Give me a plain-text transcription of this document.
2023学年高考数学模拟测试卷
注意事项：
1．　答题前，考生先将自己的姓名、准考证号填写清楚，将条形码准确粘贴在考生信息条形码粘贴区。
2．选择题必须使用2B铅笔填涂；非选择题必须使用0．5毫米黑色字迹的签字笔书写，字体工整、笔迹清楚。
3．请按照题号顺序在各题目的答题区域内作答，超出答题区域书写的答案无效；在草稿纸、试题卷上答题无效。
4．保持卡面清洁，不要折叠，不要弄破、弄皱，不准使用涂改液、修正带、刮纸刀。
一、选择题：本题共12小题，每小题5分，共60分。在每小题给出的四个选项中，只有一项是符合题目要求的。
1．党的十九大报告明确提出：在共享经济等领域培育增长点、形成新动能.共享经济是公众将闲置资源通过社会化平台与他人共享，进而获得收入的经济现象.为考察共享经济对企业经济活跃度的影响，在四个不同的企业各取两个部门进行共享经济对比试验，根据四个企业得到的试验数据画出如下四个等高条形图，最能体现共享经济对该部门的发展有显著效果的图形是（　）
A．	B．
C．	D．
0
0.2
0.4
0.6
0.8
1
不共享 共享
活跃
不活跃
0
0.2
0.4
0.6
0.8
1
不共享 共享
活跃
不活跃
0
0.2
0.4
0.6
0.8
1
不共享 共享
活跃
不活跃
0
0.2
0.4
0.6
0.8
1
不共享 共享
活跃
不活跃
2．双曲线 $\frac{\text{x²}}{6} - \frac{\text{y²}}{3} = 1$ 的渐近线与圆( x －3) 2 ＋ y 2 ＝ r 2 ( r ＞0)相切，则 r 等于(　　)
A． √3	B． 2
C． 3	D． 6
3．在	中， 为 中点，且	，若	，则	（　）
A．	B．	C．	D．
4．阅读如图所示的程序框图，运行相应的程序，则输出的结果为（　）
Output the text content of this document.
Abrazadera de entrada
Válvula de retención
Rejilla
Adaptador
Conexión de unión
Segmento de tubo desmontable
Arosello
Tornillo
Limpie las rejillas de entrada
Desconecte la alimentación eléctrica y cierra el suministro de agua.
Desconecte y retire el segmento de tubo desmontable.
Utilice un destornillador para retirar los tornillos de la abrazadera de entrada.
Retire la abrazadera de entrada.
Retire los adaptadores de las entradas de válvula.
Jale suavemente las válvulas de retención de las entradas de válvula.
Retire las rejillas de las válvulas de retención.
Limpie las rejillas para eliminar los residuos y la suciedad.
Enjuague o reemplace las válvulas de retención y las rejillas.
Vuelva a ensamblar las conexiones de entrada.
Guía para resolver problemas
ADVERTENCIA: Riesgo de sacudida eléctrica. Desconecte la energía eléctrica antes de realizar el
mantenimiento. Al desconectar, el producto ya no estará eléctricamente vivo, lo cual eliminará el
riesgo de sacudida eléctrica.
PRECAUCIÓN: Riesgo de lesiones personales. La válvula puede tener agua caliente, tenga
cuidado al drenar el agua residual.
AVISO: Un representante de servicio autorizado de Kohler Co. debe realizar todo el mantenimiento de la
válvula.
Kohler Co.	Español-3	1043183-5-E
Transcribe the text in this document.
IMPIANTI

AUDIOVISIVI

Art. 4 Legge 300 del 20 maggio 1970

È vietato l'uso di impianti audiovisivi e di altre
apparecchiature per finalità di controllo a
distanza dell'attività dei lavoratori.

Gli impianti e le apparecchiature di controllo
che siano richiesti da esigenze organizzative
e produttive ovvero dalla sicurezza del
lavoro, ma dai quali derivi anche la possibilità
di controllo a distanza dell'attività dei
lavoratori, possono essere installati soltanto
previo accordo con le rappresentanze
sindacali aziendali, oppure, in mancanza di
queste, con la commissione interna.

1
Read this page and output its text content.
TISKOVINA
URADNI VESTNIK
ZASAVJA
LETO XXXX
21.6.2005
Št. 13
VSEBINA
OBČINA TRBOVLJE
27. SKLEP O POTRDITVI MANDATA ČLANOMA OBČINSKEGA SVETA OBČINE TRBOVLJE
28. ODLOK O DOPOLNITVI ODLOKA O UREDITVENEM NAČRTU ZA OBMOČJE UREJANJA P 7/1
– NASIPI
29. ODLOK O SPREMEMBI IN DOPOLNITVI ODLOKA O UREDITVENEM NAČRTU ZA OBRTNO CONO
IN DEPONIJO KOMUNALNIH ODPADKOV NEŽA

──────

Every record shown above should be written out again exactly.

Give me a plain-text transcription of this document.
2023学年高考数学模拟测试卷
注意事项：
1．　答题前，考生先将自己的姓名、准考证号填写清楚，将条形码准确粘贴在考生信息条形码粘贴区。
2．选择题必须使用2B铅笔填涂；非选择题必须使用0．5毫米黑色字迹的签字笔书写，字体工整、笔迹清楚。
3．请按照题号顺序在各题目的答题区域内作答，超出答题区域书写的答案无效；在草稿纸、试题卷上答题无效。
4．保持卡面清洁，不要折叠，不要弄破、弄皱，不准使用涂改液、修正带、刮纸刀。
一、选择题：本题共12小题，每小题5分，共60分。在每小题给出的四个选项中，只有一项是符合题目要求的。
1．党的十九大报告明确提出：在共享经济等领域培育增长点、形成新动能.共享经济是公众将闲置资源通过社会化平台与他人共享，进而获得收入的经济现象.为考察共享经济对企业经济活跃度的影响，在四个不同的企业各取两个部门进行共享经济对比试验，根据四个企业得到的试验数据画出如下四个等高条形图，最能体现共享经济对该部门的发展有显著效果的图形是（　）
A．	B．
C．	D．
0
0.2
0.4
0.6
0.8
1
不共享 共享
活跃
不活跃
0
0.2
0.4
0.6
0.8
1
不共享 共享
活跃
不活跃
0
0.2
0.4
0.6
0.8
1
不共享 共享
活跃
不活跃
0
0.2
0.4
0.6
0.8
1
不共享 共享
活跃
不活跃
2．双曲线 $\frac{\text{x²}}{6} - \frac{\text{y²}}{3} = 1$ 的渐近线与圆( x －3) 2 ＋ y 2 ＝ r 2 ( r ＞0)相切，则 r 等于(　　)
A． √3	B． 2
C． 3	D． 6
3．在	中， 为 中点，且	，若	，则	（　）
A．	B．	C．	D．
4．阅读如图所示的程序框图，运行相应的程序，则输出的结果为（　）
Output the text content of this document.
Abrazadera de entrada
Válvula de retención
Rejilla
Adaptador
Conexión de unión
Segmento de tubo desmontable
Arosello
Tornillo
Limpie las rejillas de entrada
Desconecte la alimentación eléctrica y cierra el suministro de agua.
Desconecte y retire el segmento de tubo desmontable.
Utilice un destornillador para retirar los tornillos de la abrazadera de entrada.
Retire la abrazadera de entrada.
Retire los adaptadores de las entradas de válvula.
Jale suavemente las válvulas de retención de las entradas de válvula.
Retire las rejillas de las válvulas de retención.
Limpie las rejillas para eliminar los residuos y la suciedad.
Enjuague o reemplace las válvulas de retención y las rejillas.
Vuelva a ensamblar las conexiones de entrada.
Guía para resolver problemas
ADVERTENCIA: Riesgo de sacudida eléctrica. Desconecte la energía eléctrica antes de realizar el
mantenimiento. Al desconectar, el producto ya no estará eléctricamente vivo, lo cual eliminará el
riesgo de sacudida eléctrica.
PRECAUCIÓN: Riesgo de lesiones personales. La válvula puede tener agua caliente, tenga
cuidado al drenar el agua residual.
AVISO: Un representante de servicio autorizado de Kohler Co. debe realizar todo el mantenimiento de la
válvula.
Kohler Co.	Español-3	1043183-5-E
Transcribe the text in this document.
IMPIANTI

AUDIOVISIVI

Art. 4 Legge 300 del 20 maggio 1970

È vietato l'uso di impianti audiovisivi e di altre
apparecchiature per finalità di controllo a
distanza dell'attività dei lavoratori.

Gli impianti e le apparecchiature di controllo
che siano richiesti da esigenze organizzative
e produttive ovvero dalla sicurezza del
lavoro, ma dai quali derivi anche la possibilità
di controllo a distanza dell'attività dei
lavoratori, possono essere installati soltanto
previo accordo con le rappresentanze
sindacali aziendali, oppure, in mancanza di
queste, con la commissione interna.

1
Read this page and output its text content.
TISKOVINA
URADNI VESTNIK
ZASAVJA
LETO XXXX
21.6.2005
Št. 13
VSEBINA
OBČINA TRBOVLJE
27. SKLEP O POTRDITVI MANDATA ČLANOMA OBČINSKEGA SVETA OBČINE TRBOVLJE
28. ODLOK O DOPOLNITVI ODLOKA O UREDITVENEM NAČRTU ZA OBMOČJE UREJANJA P 7/1
– NASIPI
29. ODLOK O SPREMEMBI IN DOPOLNITVI ODLOKA O UREDITVENEM NAČRTU ZA OBRTNO CONO
IN DEPONIJO KOMUNALNIH ODPADKOV NEŽA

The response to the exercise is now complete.